Repeat the lines that follow, leaving nothing out.

[Start of Data for processing]

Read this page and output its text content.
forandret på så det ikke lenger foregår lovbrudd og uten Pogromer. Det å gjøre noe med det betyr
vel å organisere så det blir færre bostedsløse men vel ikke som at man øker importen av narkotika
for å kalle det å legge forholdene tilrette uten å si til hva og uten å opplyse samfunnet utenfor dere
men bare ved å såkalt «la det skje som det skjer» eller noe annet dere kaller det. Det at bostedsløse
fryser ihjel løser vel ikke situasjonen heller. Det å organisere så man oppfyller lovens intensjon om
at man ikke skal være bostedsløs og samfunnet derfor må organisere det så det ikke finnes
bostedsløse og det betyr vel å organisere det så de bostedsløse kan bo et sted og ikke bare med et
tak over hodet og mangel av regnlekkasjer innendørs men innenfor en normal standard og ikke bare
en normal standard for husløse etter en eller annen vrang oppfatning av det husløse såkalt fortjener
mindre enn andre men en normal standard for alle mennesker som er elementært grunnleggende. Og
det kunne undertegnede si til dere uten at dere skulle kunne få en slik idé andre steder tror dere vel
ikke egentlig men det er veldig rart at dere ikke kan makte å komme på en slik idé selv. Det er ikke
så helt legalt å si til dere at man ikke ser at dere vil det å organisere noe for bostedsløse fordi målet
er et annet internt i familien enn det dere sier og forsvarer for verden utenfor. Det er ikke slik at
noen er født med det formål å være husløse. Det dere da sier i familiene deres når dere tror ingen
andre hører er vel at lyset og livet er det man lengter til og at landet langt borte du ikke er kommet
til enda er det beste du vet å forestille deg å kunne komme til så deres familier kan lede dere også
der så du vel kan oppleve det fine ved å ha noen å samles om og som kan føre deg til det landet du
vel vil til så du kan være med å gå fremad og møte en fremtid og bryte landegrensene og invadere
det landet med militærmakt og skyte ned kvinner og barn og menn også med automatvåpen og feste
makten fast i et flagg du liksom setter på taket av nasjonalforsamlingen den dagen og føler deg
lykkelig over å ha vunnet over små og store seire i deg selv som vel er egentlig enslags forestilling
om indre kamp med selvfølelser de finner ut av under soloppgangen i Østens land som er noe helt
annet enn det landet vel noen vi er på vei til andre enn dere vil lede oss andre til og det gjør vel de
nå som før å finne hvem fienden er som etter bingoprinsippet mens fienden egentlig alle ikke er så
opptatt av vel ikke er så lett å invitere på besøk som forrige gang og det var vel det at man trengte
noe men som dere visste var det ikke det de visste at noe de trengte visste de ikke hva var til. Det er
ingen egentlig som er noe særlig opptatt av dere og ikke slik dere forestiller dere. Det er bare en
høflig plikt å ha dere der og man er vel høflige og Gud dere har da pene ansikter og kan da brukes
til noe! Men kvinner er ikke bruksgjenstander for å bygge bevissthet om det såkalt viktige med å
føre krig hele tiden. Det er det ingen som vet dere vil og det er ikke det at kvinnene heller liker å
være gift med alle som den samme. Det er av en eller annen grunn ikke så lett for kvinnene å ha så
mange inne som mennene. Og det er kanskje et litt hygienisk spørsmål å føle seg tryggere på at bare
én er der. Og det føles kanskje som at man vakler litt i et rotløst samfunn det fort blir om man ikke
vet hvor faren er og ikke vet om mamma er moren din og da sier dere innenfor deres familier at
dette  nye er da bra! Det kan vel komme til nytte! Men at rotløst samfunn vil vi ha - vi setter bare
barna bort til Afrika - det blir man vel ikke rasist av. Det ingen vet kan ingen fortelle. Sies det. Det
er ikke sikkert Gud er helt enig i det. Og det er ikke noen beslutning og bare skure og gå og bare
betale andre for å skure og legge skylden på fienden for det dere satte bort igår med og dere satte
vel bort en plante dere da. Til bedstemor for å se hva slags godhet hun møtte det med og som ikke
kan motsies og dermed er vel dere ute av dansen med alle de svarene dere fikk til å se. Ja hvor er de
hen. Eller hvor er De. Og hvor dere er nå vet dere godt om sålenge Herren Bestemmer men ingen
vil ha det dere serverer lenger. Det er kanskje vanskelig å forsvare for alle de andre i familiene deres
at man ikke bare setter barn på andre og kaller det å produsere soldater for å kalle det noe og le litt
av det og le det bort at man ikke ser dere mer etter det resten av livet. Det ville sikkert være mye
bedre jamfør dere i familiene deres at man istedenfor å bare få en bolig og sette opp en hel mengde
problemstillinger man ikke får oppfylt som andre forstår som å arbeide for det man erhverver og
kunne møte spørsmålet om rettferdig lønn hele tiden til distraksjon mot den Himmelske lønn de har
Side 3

[End of Data for processing]

Exercise answer:
Read this page and output its text content.
forandret på så det ikke lenger foregår lovbrudd og uten Pogromer. Det å gjøre noe med det betyr
vel å organisere så det blir færre bostedsløse men vel ikke som at man øker importen av narkotika
for å kalle det å legge forholdene tilrette uten å si til hva og uten å opplyse samfunnet utenfor dere
men bare ved å såkalt «la det skje som det skjer» eller noe annet dere kaller det. Det at bostedsløse
fryser ihjel løser vel ikke situasjonen heller. Det å organisere så man oppfyller lovens intensjon om
at man ikke skal være bostedsløs og samfunnet derfor må organisere det så det ikke finnes
bostedsløse og det betyr vel å organisere det så de bostedsløse kan bo et sted og ikke bare med et
tak over hodet og mangel av regnlekkasjer innendørs men innenfor en normal standard og ikke bare
en normal standard for husløse etter en eller annen vrang oppfatning av det husløse såkalt fortjener
mindre enn andre men en normal standard for alle mennesker som er elementært grunnleggende. Og
det kunne undertegnede si til dere uten at dere skulle kunne få en slik idé andre steder tror dere vel
ikke egentlig men det er veldig rart at dere ikke kan makte å komme på en slik idé selv. Det er ikke
så helt legalt å si til dere at man ikke ser at dere vil det å organisere noe for bostedsløse fordi målet
er et annet internt i familien enn det dere sier og forsvarer for verden utenfor. Det er ikke slik at
noen er født med det formål å være husløse. Det dere da sier i familiene deres når dere tror ingen
andre hører er vel at lyset og livet er det man lengter til og at landet langt borte du ikke er kommet
til enda er det beste du vet å forestille deg å kunne komme til så deres familier kan lede dere også
der så du vel kan oppleve det fine ved å ha noen å samles om og som kan føre deg til det landet du
vel vil til så du kan være med å gå fremad og møte en fremtid og bryte landegrensene og invadere
det landet med militærmakt og skyte ned kvinner og barn og menn også med automatvåpen og feste
makten fast i et flagg du liksom setter på taket av nasjonalforsamlingen den dagen og føler deg
lykkelig over å ha vunnet over små og store seire i deg selv som vel er egentlig enslags forestilling
om indre kamp med selvfølelser de finner ut av under soloppgangen i Østens land som er noe helt
annet enn det landet vel noen vi er på vei til andre enn dere vil lede oss andre til og det gjør vel de
nå som før å finne hvem fienden er som etter bingoprinsippet mens fienden egentlig alle ikke er så
opptatt av vel ikke er så lett å invitere på besøk som forrige gang og det var vel det at man trengte
noe men som dere visste var det ikke det de visste at noe de trengte visste de ikke hva var til. Det er
ingen egentlig som er noe særlig opptatt av dere og ikke slik dere forestiller dere. Det er bare en
høflig plikt å ha dere der og man er vel høflige og Gud dere har da pene ansikter og kan da brukes
til noe! Men kvinner er ikke bruksgjenstander for å bygge bevissthet om det såkalt viktige med å
føre krig hele tiden. Det er det ingen som vet dere vil og det er ikke det at kvinnene heller liker å
være gift med alle som den samme. Det er av en eller annen grunn ikke så lett for kvinnene å ha så
mange inne som mennene. Og det er kanskje et litt hygienisk spørsmål å føle seg tryggere på at bare
én er der. Og det føles kanskje som at man vakler litt i et rotløst samfunn det fort blir om man ikke
vet hvor faren er og ikke vet om mamma er moren din og da sier dere innenfor deres familier at
dette  nye er da bra! Det kan vel komme til nytte! Men at rotløst samfunn vil vi ha - vi setter bare
barna bort til Afrika - det blir man vel ikke rasist av. Det ingen vet kan ingen fortelle. Sies det. Det
er ikke sikkert Gud er helt enig i det. Og det er ikke noen beslutning og bare skure og gå og bare
betale andre for å skure og legge skylden på fienden for det dere satte bort igår med og dere satte
vel bort en plante dere da. Til bedstemor for å se hva slags godhet hun møtte det med og som ikke
kan motsies og dermed er vel dere ute av dansen med alle de svarene dere fikk til å se. Ja hvor er de
hen. Eller hvor er De. Og hvor dere er nå vet dere godt om sålenge Herren Bestemmer men ingen
vil ha det dere serverer lenger. Det er kanskje vanskelig å forsvare for alle de andre i familiene deres
at man ikke bare setter barn på andre og kaller det å produsere soldater for å kalle det noe og le litt
av det og le det bort at man ikke ser dere mer etter det resten av livet. Det ville sikkert være mye
bedre jamfør dere i familiene deres at man istedenfor å bare få en bolig og sette opp en hel mengde
problemstillinger man ikke får oppfylt som andre forstår som å arbeide for det man erhverver og
kunne møte spørsmålet om rettferdig lønn hele tiden til distraksjon mot den Himmelske lønn de har
Side 3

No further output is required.